==== TEXT SECTION ====
You're on the right track, and yes, there are always those two things kicking around (usually more; see below). But "scope" and this have nothing to do with each other. This is surprising if you're coming to JavaScript from other languages, but it's true. this in JavaScript (which is sometimes called "context" although that can be misleading) is defined entirely by how a function is called, not where the function is defined. You set this when calling a function in any of several ways (see answer and links above). From a this perspective, there is no difference whatsoever between a function defined a global scope and one defined within another function. Zero. Zilch.
But yes, in JavaScript code (wherever it's defined) there's always this, which may be anything, and a variable object. In fact, there are frequently multiple variable objects, arranged in a chain. This is called the scope chain. When you try to retrieve the value of a free variable (an unqualified symbol, e.g. x rather than obj.x), the interpreter looks in the topmost variable object for a property with that name. If it doesn't find one, it goes to the next link in the chain (the next outer scope) and looks on that variable object. If it doesn't have one, it looks at the next link in the chain, and so on, and so on. And you know what the final link in the chain is, right? Right! The global object (window, on browsers).
Consider this code (assume we start in global scope; live copy):
var alpha = "I'm window.alpha";
var beta = "I'm window.beta";
// These, of course, reference the globals above
display("[global] alpha = " + alpha);
display("[global] beta = " + beta);
function foo(gamma) {
var alpha = "I'm alpha in the variable object for the call to `foo`";
newSection();
// References `alpha` on the variable object for this call to `foo`
display("[foo] alpha = " + alpha);
// References `beta` on `window` (the containing variable object)
display("[foo] beta = " + beta);
// References `gamma` on the variable object for this call to `foo`
display("[foo] gamma = " + gamma);
setTimeout(callback, 200);
function callback() {
var alpha = "I'm alpha in the variable object for the call to `callback`";
newSection();
// References `alpha` on the variable obj for this call to `callback`
display("[callback] alpha = " + alpha);
// References `beta` on `window` (the outermost variable object)
====
EXERCISE TASK - Print the passage of the JavaScript scope explanation starting at "But yes, in" and ending at "(window, on browsers).". The lines that follow come from a separate source.
==== DATASET ROWS ====
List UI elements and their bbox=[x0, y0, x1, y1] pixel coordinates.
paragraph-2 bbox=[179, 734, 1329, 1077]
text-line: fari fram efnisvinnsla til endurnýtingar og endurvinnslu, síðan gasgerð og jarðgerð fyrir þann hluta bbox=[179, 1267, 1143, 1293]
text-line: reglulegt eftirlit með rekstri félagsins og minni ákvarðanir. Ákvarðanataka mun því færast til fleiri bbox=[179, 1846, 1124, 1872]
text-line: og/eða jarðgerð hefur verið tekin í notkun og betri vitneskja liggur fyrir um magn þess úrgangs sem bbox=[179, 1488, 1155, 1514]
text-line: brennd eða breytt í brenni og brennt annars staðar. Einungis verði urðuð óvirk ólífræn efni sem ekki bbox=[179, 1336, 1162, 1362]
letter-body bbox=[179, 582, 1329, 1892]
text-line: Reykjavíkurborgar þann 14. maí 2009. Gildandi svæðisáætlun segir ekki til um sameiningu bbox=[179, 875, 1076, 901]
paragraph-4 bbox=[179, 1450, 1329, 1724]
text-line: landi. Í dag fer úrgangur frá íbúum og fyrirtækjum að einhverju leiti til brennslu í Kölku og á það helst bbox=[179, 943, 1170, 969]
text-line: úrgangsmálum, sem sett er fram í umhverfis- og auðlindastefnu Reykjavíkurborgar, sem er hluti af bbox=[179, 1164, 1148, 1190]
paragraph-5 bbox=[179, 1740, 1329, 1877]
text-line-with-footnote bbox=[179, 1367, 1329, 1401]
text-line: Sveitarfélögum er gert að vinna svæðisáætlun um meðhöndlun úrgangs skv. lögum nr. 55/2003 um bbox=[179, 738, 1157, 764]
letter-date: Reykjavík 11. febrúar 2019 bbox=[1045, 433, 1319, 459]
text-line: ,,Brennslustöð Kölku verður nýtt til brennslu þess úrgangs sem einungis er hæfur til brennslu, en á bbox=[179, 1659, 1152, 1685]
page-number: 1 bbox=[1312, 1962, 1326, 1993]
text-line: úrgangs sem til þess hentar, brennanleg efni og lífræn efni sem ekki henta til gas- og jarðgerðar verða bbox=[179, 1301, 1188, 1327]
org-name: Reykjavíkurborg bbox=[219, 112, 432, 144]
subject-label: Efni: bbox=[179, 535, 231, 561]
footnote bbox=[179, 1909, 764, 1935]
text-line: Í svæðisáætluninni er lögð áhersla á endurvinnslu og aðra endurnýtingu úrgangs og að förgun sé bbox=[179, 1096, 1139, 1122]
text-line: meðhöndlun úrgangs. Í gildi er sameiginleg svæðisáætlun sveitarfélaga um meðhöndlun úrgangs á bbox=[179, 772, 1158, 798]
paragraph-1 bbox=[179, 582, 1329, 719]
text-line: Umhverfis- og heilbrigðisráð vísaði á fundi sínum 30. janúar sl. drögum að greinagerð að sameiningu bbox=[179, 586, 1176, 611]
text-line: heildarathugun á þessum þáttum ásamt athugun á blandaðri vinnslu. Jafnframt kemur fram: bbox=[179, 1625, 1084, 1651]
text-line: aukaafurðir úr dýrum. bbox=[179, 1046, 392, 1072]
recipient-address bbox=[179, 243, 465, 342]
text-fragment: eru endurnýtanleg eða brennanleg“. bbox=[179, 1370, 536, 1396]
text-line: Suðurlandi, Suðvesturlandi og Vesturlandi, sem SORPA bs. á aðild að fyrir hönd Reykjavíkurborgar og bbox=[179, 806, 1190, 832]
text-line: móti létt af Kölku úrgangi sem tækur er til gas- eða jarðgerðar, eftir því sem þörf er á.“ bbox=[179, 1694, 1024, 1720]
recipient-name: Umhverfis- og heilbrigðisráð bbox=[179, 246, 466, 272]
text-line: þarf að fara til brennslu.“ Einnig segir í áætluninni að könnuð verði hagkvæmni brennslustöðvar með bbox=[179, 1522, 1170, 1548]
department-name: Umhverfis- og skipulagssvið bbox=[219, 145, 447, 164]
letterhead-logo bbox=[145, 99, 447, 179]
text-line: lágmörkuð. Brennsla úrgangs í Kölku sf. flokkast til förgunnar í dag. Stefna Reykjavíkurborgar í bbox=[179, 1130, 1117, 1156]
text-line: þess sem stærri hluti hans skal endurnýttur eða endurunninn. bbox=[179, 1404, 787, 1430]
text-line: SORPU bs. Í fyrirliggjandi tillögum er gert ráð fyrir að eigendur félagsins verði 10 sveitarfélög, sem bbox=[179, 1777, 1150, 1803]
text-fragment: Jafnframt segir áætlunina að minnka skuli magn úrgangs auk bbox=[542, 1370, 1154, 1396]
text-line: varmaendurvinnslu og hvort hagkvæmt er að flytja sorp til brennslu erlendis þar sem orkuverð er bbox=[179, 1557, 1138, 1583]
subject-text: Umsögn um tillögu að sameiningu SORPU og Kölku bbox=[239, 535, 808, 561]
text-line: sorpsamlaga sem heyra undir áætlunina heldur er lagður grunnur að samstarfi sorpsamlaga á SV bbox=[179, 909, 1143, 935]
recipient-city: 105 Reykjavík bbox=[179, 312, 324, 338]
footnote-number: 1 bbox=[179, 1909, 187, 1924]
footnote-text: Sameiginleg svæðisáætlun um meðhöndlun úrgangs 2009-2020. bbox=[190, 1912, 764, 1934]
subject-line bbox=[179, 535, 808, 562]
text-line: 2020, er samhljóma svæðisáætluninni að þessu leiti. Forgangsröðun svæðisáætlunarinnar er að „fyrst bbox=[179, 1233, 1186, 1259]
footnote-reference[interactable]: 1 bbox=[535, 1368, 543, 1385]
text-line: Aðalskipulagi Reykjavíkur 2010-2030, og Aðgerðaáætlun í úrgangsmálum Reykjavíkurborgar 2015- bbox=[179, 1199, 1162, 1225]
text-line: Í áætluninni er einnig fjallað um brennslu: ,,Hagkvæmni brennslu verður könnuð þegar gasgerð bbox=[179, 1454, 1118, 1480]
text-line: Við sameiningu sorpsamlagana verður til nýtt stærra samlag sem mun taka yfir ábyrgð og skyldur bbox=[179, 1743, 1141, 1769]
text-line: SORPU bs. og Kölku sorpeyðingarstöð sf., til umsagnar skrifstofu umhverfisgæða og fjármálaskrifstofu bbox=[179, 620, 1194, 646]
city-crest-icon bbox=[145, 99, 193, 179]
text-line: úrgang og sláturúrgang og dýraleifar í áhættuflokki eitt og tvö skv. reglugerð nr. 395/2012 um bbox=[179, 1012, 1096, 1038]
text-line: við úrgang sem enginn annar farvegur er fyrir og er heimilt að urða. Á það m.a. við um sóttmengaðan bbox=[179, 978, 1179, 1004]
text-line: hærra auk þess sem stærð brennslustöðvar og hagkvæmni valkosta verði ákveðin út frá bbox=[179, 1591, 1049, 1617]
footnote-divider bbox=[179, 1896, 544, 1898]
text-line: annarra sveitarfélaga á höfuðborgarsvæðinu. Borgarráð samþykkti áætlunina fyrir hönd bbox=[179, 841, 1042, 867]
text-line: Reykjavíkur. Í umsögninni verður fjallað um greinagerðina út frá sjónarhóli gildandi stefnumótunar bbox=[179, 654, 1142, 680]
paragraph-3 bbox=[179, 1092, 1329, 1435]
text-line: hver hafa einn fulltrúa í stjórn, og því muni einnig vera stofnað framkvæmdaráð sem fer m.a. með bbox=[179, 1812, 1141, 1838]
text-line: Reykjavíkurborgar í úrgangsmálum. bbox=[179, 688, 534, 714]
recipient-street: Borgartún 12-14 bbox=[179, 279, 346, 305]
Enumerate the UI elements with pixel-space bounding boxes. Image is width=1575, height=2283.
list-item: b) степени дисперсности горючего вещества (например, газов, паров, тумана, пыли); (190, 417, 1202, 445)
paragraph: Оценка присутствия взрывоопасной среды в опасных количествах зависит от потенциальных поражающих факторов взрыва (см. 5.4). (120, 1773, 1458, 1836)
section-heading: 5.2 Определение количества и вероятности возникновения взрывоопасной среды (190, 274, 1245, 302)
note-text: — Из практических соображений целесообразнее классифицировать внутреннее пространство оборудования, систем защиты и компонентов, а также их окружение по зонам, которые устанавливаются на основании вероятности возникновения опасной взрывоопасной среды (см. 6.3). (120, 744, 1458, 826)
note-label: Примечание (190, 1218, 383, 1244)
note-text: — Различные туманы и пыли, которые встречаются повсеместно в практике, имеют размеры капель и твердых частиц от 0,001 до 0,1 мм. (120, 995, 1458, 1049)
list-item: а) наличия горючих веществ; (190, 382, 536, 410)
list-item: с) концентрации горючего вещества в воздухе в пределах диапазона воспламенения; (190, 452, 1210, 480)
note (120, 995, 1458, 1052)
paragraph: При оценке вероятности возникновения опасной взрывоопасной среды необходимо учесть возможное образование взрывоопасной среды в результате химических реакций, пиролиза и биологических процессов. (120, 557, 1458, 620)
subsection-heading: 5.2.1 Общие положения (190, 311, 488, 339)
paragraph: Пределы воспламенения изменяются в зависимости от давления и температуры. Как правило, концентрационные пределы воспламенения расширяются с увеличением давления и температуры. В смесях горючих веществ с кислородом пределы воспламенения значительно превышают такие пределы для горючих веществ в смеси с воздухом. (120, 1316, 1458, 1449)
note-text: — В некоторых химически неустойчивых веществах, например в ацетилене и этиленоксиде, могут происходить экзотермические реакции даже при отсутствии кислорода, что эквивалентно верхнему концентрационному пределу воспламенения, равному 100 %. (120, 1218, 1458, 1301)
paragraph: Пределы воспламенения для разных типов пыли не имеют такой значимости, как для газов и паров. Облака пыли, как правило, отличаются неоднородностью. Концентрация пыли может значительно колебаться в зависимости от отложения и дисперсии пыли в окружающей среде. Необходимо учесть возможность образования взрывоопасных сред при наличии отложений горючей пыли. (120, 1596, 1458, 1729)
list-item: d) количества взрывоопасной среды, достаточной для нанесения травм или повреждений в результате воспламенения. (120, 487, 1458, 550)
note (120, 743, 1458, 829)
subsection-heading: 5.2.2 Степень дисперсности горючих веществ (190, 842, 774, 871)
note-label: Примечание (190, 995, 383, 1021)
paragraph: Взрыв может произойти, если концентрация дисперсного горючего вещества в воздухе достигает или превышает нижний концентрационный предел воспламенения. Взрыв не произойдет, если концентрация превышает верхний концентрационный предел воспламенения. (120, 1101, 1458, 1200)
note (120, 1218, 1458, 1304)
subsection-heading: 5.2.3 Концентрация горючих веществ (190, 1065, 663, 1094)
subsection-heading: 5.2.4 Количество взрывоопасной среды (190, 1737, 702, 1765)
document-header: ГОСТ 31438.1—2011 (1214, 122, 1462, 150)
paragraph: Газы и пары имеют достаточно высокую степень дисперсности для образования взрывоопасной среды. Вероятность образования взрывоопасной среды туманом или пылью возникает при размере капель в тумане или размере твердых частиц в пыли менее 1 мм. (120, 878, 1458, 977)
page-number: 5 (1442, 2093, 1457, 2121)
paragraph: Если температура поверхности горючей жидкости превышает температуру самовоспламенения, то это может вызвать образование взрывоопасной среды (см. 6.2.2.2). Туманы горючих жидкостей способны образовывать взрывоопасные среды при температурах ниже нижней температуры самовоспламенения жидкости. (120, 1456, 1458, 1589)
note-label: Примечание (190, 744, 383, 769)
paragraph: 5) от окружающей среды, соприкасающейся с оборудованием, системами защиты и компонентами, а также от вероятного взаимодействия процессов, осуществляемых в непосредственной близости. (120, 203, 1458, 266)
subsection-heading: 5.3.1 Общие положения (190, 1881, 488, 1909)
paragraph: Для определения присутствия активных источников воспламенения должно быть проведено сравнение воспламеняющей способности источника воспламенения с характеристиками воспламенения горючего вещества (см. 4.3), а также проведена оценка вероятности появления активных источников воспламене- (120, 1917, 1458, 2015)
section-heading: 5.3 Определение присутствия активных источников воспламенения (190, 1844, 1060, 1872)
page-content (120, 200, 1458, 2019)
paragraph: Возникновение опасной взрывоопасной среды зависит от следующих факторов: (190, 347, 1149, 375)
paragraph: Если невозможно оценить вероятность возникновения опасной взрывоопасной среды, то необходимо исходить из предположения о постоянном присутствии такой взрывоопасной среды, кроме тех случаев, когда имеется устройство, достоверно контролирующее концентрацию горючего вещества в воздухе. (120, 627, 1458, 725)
====
REPLY -
But yes, in JavaScript code (wherever it's defined) there's always this, which may be anything, and a variable object. In fact, there are frequently multiple variable objects, arranged in a chain. This is called the scope chain. When you try to retrieve the value of a free variable (an unqualified symbol, e.g. x rather than obj.x), the interpreter looks in the topmost variable object for a property with that name. If it doesn't find one, it goes to the next link in the chain (the next outer scope) and looks on that variable object. If it doesn't have one, it looks at the next link in the chain, and so on, and so on. And you know what the final link in the chain is, right? Right! The global object (window, on browsers).